-- Start Available records --

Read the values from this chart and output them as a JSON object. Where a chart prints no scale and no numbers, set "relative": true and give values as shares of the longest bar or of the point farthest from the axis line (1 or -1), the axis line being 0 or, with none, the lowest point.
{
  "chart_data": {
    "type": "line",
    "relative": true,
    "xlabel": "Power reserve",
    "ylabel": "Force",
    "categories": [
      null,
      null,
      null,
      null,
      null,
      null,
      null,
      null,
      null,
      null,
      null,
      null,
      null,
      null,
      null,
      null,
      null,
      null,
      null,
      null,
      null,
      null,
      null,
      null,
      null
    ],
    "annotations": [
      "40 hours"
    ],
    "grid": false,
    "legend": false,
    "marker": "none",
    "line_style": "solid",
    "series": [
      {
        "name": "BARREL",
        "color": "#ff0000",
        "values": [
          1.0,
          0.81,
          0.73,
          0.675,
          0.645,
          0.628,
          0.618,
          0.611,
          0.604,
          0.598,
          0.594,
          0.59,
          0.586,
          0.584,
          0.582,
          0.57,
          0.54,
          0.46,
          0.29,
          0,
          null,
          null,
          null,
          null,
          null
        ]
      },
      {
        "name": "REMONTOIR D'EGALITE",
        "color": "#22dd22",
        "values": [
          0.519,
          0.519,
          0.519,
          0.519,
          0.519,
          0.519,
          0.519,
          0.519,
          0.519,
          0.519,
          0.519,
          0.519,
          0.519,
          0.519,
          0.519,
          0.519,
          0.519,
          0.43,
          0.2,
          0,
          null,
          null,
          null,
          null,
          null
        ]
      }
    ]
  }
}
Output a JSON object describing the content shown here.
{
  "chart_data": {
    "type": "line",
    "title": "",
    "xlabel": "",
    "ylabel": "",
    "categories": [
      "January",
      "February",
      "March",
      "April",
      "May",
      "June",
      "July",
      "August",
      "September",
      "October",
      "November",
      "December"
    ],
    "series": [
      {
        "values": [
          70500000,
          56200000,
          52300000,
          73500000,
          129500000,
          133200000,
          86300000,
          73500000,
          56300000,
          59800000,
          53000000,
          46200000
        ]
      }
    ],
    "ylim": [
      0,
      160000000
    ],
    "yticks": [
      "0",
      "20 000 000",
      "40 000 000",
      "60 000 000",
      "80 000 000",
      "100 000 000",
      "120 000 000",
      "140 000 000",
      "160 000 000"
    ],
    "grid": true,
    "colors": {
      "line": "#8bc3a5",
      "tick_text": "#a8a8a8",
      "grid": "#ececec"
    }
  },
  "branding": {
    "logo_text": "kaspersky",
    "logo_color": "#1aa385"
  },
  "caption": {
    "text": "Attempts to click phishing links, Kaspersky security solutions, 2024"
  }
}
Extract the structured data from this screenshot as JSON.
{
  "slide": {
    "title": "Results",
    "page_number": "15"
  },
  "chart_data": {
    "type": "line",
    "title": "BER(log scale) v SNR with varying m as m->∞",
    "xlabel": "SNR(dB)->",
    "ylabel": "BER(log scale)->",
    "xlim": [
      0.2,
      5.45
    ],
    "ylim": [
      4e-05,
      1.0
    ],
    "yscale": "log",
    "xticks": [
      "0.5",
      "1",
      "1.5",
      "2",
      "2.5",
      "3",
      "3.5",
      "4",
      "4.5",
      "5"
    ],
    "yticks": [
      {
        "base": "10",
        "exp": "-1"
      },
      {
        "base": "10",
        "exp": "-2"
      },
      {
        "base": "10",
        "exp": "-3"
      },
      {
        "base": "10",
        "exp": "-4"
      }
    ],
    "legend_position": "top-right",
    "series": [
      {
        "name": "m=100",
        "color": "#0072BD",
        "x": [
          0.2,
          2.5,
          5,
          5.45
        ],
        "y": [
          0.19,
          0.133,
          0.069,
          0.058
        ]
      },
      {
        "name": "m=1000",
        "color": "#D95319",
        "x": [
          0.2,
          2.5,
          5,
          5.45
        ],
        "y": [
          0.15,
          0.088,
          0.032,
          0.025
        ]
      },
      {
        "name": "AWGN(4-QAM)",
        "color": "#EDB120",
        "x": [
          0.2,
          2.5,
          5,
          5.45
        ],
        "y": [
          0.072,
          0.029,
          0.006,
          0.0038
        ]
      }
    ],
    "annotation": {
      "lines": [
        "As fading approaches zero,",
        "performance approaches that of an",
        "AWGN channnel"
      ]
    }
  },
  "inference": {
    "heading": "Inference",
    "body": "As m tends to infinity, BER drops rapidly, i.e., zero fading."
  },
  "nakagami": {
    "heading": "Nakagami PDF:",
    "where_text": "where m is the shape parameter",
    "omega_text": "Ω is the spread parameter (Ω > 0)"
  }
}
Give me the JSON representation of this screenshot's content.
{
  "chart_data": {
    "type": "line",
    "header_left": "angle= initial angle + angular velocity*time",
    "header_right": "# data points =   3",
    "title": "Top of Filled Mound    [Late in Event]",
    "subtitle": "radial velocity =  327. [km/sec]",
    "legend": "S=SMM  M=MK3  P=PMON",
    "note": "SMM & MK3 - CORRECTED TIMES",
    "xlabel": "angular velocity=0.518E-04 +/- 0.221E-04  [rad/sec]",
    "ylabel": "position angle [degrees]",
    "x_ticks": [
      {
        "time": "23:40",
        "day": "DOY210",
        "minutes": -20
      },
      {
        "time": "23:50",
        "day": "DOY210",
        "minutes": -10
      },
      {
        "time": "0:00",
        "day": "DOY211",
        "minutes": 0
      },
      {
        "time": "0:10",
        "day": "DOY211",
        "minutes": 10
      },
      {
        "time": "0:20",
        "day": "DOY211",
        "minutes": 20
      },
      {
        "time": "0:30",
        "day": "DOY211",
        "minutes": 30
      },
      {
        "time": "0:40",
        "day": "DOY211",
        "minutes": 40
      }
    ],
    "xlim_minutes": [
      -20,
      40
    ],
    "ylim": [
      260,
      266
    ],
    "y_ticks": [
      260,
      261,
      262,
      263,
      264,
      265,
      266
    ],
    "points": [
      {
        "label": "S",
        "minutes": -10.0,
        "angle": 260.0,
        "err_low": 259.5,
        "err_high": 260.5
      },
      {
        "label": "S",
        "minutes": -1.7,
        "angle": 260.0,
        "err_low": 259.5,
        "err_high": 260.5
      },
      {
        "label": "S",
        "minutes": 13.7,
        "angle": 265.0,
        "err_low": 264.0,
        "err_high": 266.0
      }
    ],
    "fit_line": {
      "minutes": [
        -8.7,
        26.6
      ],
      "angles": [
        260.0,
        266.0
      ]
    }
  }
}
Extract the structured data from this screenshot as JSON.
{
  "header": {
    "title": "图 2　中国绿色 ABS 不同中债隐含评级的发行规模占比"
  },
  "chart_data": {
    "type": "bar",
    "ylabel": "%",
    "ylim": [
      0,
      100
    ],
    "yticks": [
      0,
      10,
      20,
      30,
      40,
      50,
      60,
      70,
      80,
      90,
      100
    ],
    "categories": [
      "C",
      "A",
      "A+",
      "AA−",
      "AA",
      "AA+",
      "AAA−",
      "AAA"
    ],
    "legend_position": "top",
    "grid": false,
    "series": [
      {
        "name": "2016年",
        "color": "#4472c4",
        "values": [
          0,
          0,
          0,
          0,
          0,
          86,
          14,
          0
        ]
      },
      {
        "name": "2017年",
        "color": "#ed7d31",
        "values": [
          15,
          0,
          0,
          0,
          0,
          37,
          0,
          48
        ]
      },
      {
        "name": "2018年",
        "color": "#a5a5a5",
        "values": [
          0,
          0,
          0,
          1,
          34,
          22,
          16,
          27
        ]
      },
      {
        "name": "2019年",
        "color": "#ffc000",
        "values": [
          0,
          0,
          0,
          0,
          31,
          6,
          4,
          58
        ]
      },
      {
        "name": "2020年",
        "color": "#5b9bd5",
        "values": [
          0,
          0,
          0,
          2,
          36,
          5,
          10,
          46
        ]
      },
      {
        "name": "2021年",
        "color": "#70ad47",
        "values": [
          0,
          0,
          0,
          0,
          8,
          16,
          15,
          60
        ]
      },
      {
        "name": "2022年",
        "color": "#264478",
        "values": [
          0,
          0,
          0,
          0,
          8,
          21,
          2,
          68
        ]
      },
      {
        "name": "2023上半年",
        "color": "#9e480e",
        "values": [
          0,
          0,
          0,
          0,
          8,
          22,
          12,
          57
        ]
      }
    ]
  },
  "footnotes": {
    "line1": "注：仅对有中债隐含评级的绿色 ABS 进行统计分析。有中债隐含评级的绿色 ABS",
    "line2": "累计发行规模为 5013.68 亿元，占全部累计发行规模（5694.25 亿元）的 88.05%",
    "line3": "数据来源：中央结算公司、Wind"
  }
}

-- End Available records --

> _The task_
From the entries, copy out each line containing the word "fading".

> _Worked solution_
        "As fading approaches zero,",
    "body": "As m tends to infinity, BER drops rapidly, i.e., zero fading."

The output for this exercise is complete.